### Task to carry out
Search the listing below for "Direct". Copy each matching line.

-- begin Record extracts --

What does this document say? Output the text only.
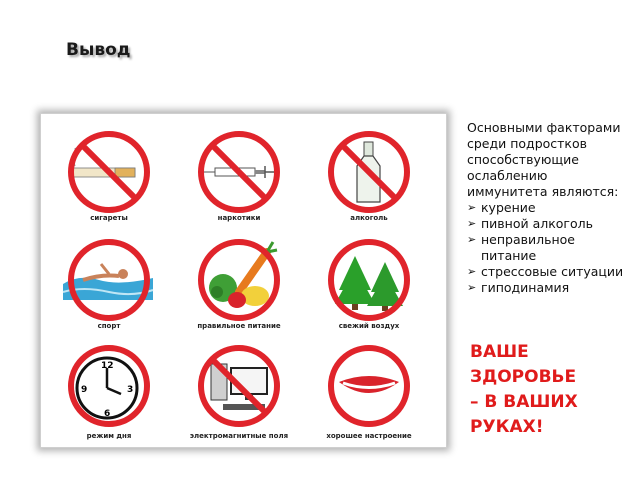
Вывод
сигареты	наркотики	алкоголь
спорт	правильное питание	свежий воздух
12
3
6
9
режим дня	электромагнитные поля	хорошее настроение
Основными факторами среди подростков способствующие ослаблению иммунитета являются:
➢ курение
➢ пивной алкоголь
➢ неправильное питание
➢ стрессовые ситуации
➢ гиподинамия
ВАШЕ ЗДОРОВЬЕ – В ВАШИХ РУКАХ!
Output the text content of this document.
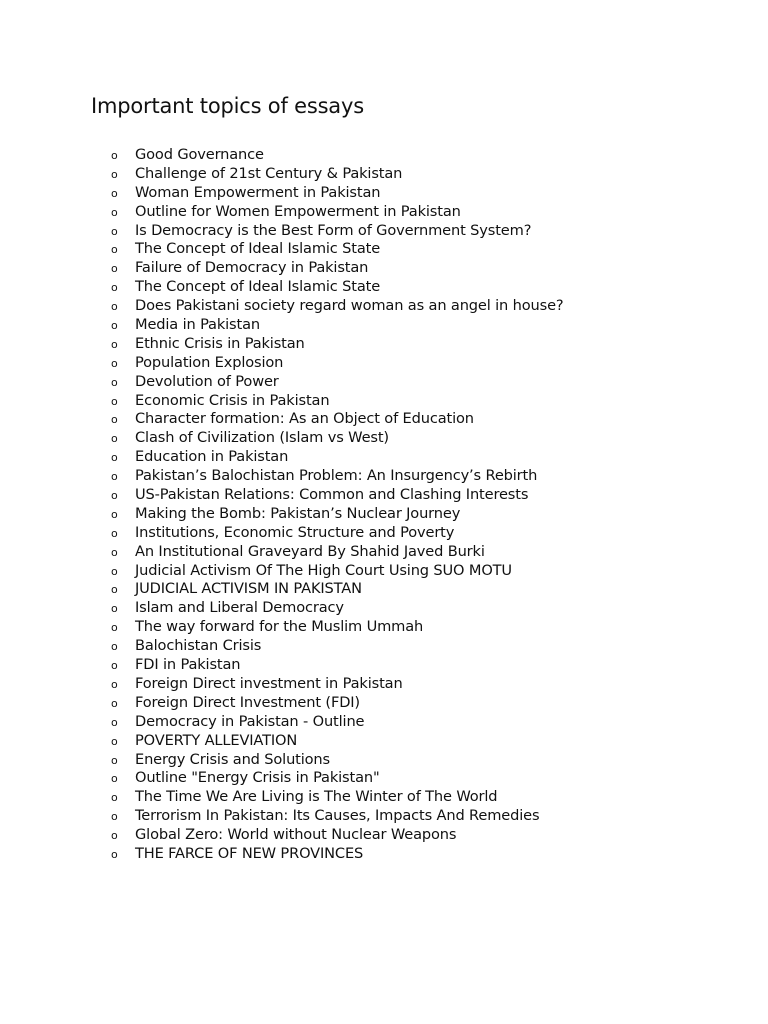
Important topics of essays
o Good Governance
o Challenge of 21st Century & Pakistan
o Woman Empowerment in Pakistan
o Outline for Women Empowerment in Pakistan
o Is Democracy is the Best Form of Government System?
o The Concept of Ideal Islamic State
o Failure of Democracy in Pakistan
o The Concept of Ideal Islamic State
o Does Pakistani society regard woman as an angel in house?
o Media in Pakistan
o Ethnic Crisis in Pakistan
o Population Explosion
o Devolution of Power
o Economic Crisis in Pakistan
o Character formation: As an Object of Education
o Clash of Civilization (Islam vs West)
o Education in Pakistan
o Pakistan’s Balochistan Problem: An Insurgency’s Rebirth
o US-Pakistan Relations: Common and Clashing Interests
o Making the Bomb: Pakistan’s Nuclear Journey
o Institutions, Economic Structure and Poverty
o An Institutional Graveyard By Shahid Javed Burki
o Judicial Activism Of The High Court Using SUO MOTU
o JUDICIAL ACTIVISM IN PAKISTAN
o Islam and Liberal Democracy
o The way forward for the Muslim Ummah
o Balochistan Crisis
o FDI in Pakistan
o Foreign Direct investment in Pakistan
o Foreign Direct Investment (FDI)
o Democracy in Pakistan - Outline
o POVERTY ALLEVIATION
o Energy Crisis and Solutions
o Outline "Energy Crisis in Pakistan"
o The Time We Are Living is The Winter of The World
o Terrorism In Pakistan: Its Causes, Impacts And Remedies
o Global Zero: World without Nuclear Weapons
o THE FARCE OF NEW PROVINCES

-- end Record extracts --
-- begin Record extracts --

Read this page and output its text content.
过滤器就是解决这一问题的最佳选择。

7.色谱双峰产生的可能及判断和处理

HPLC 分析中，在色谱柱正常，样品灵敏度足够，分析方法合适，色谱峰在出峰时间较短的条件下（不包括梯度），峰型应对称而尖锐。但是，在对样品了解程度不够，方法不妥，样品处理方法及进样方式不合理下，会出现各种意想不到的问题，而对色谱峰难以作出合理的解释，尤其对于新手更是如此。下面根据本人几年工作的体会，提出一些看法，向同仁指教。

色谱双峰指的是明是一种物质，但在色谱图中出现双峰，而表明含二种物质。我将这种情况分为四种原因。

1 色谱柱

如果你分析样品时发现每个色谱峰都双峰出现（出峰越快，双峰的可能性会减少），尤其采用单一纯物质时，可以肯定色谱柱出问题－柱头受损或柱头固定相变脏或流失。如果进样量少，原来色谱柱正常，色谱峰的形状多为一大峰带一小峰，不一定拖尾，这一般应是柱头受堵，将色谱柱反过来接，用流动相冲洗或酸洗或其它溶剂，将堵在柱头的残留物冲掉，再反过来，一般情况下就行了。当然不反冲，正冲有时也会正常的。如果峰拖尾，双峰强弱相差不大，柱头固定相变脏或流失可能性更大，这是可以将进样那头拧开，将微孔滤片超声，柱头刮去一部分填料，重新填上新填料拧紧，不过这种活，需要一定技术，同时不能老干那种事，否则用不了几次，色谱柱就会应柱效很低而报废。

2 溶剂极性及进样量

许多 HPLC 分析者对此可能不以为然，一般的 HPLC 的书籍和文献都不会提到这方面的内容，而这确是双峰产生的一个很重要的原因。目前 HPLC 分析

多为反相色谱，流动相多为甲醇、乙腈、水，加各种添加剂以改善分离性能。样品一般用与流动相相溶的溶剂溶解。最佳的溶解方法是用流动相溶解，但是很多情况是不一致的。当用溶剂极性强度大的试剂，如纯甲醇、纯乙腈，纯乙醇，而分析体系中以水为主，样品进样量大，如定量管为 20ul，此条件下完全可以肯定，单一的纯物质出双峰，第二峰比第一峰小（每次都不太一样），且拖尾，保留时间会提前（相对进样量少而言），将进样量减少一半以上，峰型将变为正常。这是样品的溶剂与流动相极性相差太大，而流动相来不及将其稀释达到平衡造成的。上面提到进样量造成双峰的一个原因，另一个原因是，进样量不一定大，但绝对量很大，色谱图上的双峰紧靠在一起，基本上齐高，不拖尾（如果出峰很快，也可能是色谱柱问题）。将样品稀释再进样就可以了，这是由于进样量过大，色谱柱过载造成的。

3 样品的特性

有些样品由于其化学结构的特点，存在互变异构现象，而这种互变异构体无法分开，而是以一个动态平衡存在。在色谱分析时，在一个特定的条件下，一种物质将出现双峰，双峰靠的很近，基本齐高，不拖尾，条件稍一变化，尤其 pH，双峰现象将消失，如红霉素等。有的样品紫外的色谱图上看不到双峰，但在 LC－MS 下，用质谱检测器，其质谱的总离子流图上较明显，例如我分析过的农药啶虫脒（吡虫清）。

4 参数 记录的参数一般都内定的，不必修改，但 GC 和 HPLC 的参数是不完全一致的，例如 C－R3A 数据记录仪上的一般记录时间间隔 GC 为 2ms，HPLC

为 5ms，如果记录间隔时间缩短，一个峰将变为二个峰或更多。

-- end Record extracts --

### Answer in full
o Foreign Direct investment in Pakistan
o Foreign Direct Investment (FDI)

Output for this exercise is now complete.